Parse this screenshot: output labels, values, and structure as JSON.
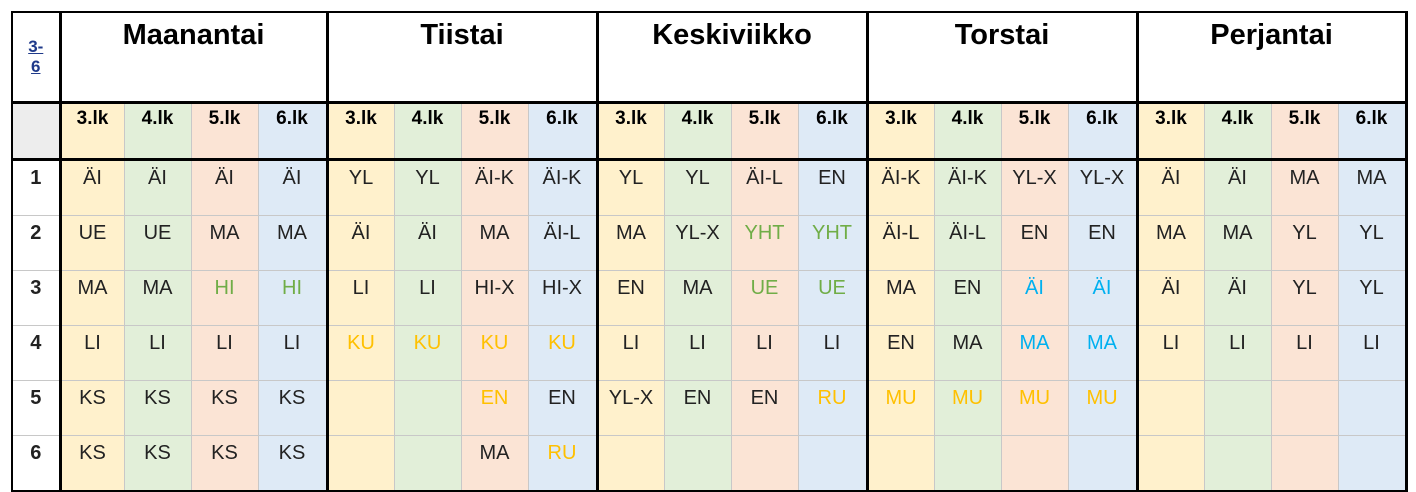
{
  "corner_label": "3-\n6",
  "days": [
    "Maanantai",
    "Tiistai",
    "Keskiviikko",
    "Torstai",
    "Perjantai"
  ],
  "grades": [
    "3.lk",
    "4.lk",
    "5.lk",
    "6.lk"
  ],
  "colors": {
    "grade_3": "#fff1cc",
    "grade_4": "#e2efd9",
    "grade_5": "#fbe4d5",
    "grade_6": "#deeaf6",
    "text_default": "#222222",
    "text_green": "#70ad47",
    "text_orange": "#ffc000",
    "text_blue": "#00b0f0"
  },
  "rows": [
    {
      "num": "1",
      "cells": [
        {
          "t": "ÄI"
        },
        {
          "t": "ÄI"
        },
        {
          "t": "ÄI"
        },
        {
          "t": "ÄI"
        },
        {
          "t": "YL"
        },
        {
          "t": "YL"
        },
        {
          "t": "ÄI-K"
        },
        {
          "t": "ÄI-K"
        },
        {
          "t": "YL"
        },
        {
          "t": "YL"
        },
        {
          "t": "ÄI-L"
        },
        {
          "t": "EN"
        },
        {
          "t": "ÄI-K"
        },
        {
          "t": "ÄI-K"
        },
        {
          "t": "YL-X"
        },
        {
          "t": "YL-X"
        },
        {
          "t": "ÄI"
        },
        {
          "t": "ÄI"
        },
        {
          "t": "MA"
        },
        {
          "t": "MA"
        }
      ]
    },
    {
      "num": "2",
      "cells": [
        {
          "t": "UE"
        },
        {
          "t": "UE"
        },
        {
          "t": "MA"
        },
        {
          "t": "MA"
        },
        {
          "t": "ÄI"
        },
        {
          "t": "ÄI"
        },
        {
          "t": "MA"
        },
        {
          "t": "ÄI-L"
        },
        {
          "t": "MA"
        },
        {
          "t": "YL-X"
        },
        {
          "t": "YHT",
          "c": "text_green"
        },
        {
          "t": "YHT",
          "c": "text_green"
        },
        {
          "t": "ÄI-L"
        },
        {
          "t": "ÄI-L"
        },
        {
          "t": "EN"
        },
        {
          "t": "EN"
        },
        {
          "t": "MA"
        },
        {
          "t": "MA"
        },
        {
          "t": "YL"
        },
        {
          "t": "YL"
        }
      ]
    },
    {
      "num": "3",
      "cells": [
        {
          "t": "MA"
        },
        {
          "t": "MA"
        },
        {
          "t": "HI",
          "c": "text_green"
        },
        {
          "t": "HI",
          "c": "text_green"
        },
        {
          "t": "LI"
        },
        {
          "t": "LI"
        },
        {
          "t": "HI-X"
        },
        {
          "t": "HI-X"
        },
        {
          "t": "EN"
        },
        {
          "t": "MA"
        },
        {
          "t": "UE",
          "c": "text_green"
        },
        {
          "t": "UE",
          "c": "text_green"
        },
        {
          "t": "MA"
        },
        {
          "t": "EN"
        },
        {
          "t": "ÄI",
          "c": "text_blue"
        },
        {
          "t": "ÄI",
          "c": "text_blue"
        },
        {
          "t": "ÄI"
        },
        {
          "t": "ÄI"
        },
        {
          "t": "YL"
        },
        {
          "t": "YL"
        }
      ]
    },
    {
      "num": "4",
      "cells": [
        {
          "t": "LI"
        },
        {
          "t": "LI"
        },
        {
          "t": "LI"
        },
        {
          "t": "LI"
        },
        {
          "t": "KU",
          "c": "text_orange"
        },
        {
          "t": "KU",
          "c": "text_orange"
        },
        {
          "t": "KU",
          "c": "text_orange"
        },
        {
          "t": "KU",
          "c": "text_orange"
        },
        {
          "t": "LI"
        },
        {
          "t": "LI"
        },
        {
          "t": "LI"
        },
        {
          "t": "LI"
        },
        {
          "t": "EN"
        },
        {
          "t": "MA"
        },
        {
          "t": "MA",
          "c": "text_blue"
        },
        {
          "t": "MA",
          "c": "text_blue"
        },
        {
          "t": "LI"
        },
        {
          "t": "LI"
        },
        {
          "t": "LI"
        },
        {
          "t": "LI"
        }
      ]
    },
    {
      "num": "5",
      "cells": [
        {
          "t": "KS"
        },
        {
          "t": "KS"
        },
        {
          "t": "KS"
        },
        {
          "t": "KS"
        },
        {
          "t": ""
        },
        {
          "t": ""
        },
        {
          "t": "EN",
          "c": "text_orange"
        },
        {
          "t": "EN"
        },
        {
          "t": "YL-X"
        },
        {
          "t": "EN"
        },
        {
          "t": "EN"
        },
        {
          "t": "RU",
          "c": "text_orange"
        },
        {
          "t": "MU",
          "c": "text_orange"
        },
        {
          "t": "MU",
          "c": "text_orange"
        },
        {
          "t": "MU",
          "c": "text_orange"
        },
        {
          "t": "MU",
          "c": "text_orange"
        },
        {
          "t": ""
        },
        {
          "t": ""
        },
        {
          "t": ""
        },
        {
          "t": ""
        }
      ]
    },
    {
      "num": "6",
      "cells": [
        {
          "t": "KS"
        },
        {
          "t": "KS"
        },
        {
          "t": "KS"
        },
        {
          "t": "KS"
        },
        {
          "t": ""
        },
        {
          "t": ""
        },
        {
          "t": "MA"
        },
        {
          "t": "RU",
          "c": "text_orange"
        },
        {
          "t": ""
        },
        {
          "t": ""
        },
        {
          "t": ""
        },
        {
          "t": ""
        },
        {
          "t": ""
        },
        {
          "t": ""
        },
        {
          "t": ""
        },
        {
          "t": ""
        },
        {
          "t": ""
        },
        {
          "t": ""
        },
        {
          "t": ""
        },
        {
          "t": ""
        }
      ]
    }
  ]
}
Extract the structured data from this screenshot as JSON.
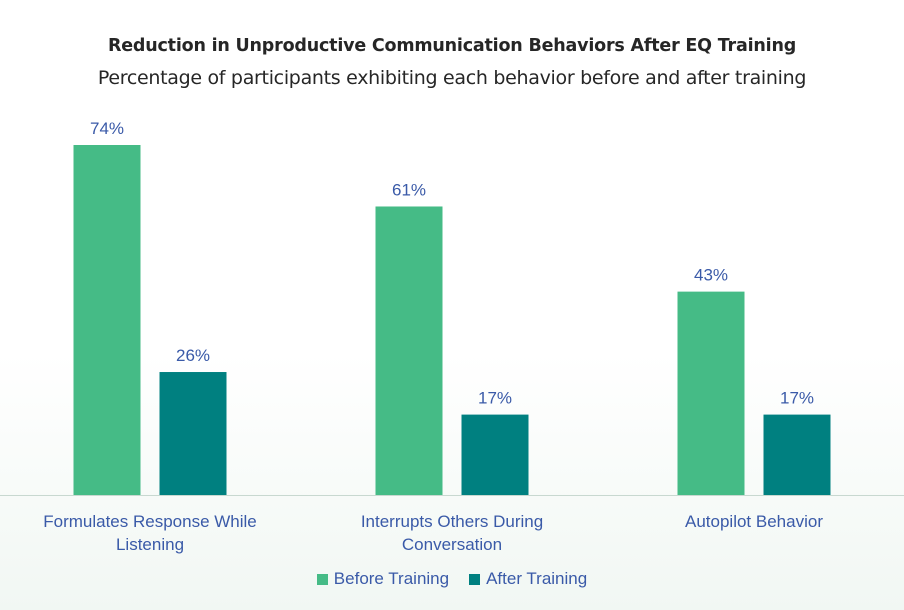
{
  "chart_data": {
    "type": "bar",
    "title": "Reduction in Unproductive Communication Behaviors After EQ Training",
    "subtitle": "Percentage of participants exhibiting each behavior before and after training",
    "categories": [
      "Formulates Response While Listening",
      "Interrupts Others During Conversation",
      "Autopilot Behavior"
    ],
    "category_lines": [
      [
        "Formulates Response While",
        "Listening"
      ],
      [
        "Interrupts Others During",
        "Conversation"
      ],
      [
        "Autopilot Behavior"
      ]
    ],
    "series": [
      {
        "name": "Before Training",
        "values": [
          74,
          61,
          43
        ],
        "color": "#45bb86"
      },
      {
        "name": "After Training",
        "values": [
          26,
          17,
          17
        ],
        "color": "#008080"
      }
    ],
    "value_suffix": "%",
    "ylim": [
      0,
      80
    ],
    "grid": false,
    "legend_position": "bottom",
    "label_color": "#3a5aa8",
    "axis_color": "#c8d8d0"
  }
}
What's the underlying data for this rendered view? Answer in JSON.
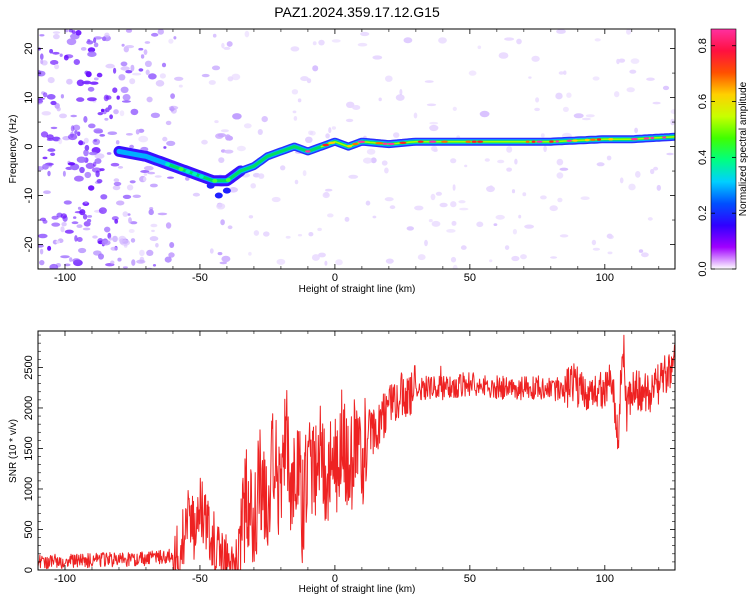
------------------------------
■ What to produce
List every line above containing the word "While".

■ Result
      "Formulates Response While Listening",
        "Formulates Response While",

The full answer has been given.